Exercise aim —
Each record below should be repeated precisely as written.

Stored dataset items
☆ ☆ ☆ ☆ ☆
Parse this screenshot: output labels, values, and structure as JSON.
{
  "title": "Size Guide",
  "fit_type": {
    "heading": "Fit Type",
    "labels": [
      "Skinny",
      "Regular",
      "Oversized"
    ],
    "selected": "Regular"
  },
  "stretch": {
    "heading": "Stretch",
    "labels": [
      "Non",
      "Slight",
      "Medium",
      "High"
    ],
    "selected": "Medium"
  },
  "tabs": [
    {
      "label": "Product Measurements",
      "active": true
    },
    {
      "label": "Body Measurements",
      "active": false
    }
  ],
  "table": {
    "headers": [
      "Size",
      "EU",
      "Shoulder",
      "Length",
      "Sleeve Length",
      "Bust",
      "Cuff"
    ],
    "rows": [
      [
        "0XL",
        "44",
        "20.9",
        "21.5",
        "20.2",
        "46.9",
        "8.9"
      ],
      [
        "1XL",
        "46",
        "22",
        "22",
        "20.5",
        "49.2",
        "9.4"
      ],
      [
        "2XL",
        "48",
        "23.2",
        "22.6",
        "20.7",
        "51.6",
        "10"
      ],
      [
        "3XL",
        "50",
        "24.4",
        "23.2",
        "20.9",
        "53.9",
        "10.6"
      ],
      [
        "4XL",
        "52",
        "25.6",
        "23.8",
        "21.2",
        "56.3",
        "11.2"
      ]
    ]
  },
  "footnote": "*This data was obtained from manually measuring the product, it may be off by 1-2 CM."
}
☆ ☆ ☆ ☆ ☆
In response —
Parse this screenshot: output labels, values, and structure as JSON.
{
  "title": "Size Guide",
  "fit_type": {
    "heading": "Fit Type",
    "labels": [
      "Skinny",
      "Regular",
      "Oversized"
    ],
    "selected": "Regular"
  },
  "stretch": {
    "heading": "Stretch",
    "labels": [
      "Non",
      "Slight",
      "Medium",
      "High"
    ],
    "selected": "Medium"
  },
  "tabs": [
    {
      "label": "Product Measurements",
      "active": true
    },
    {
      "label": "Body Measurements",
      "active": false
    }
  ],
  "table": {
    "headers": [
      "Size",
      "EU",
      "Shoulder",
      "Length",
      "Sleeve Length",
      "Bust",
      "Cuff"
    ],
    "rows": [
      [
        "0XL",
        "44",
        "20.9",
        "21.5",
        "20.2",
        "46.9",
        "8.9"
      ],
      [
        "1XL",
        "46",
        "22",
        "22",
        "20.5",
        "49.2",
        "9.4"
      ],
      [
        "2XL",
        "48",
        "23.2",
        "22.6",
        "20.7",
        "51.6",
        "10"
      ],
      [
        "3XL",
        "50",
        "24.4",
        "23.2",
        "20.9",
        "53.9",
        "10.6"
      ],
      [
        "4XL",
        "52",
        "25.6",
        "23.8",
        "21.2",
        "56.3",
        "11.2"
      ]
    ]
  },
  "footnote": "*This data was obtained from manually measuring the product, it may be off by 1-2 CM."
}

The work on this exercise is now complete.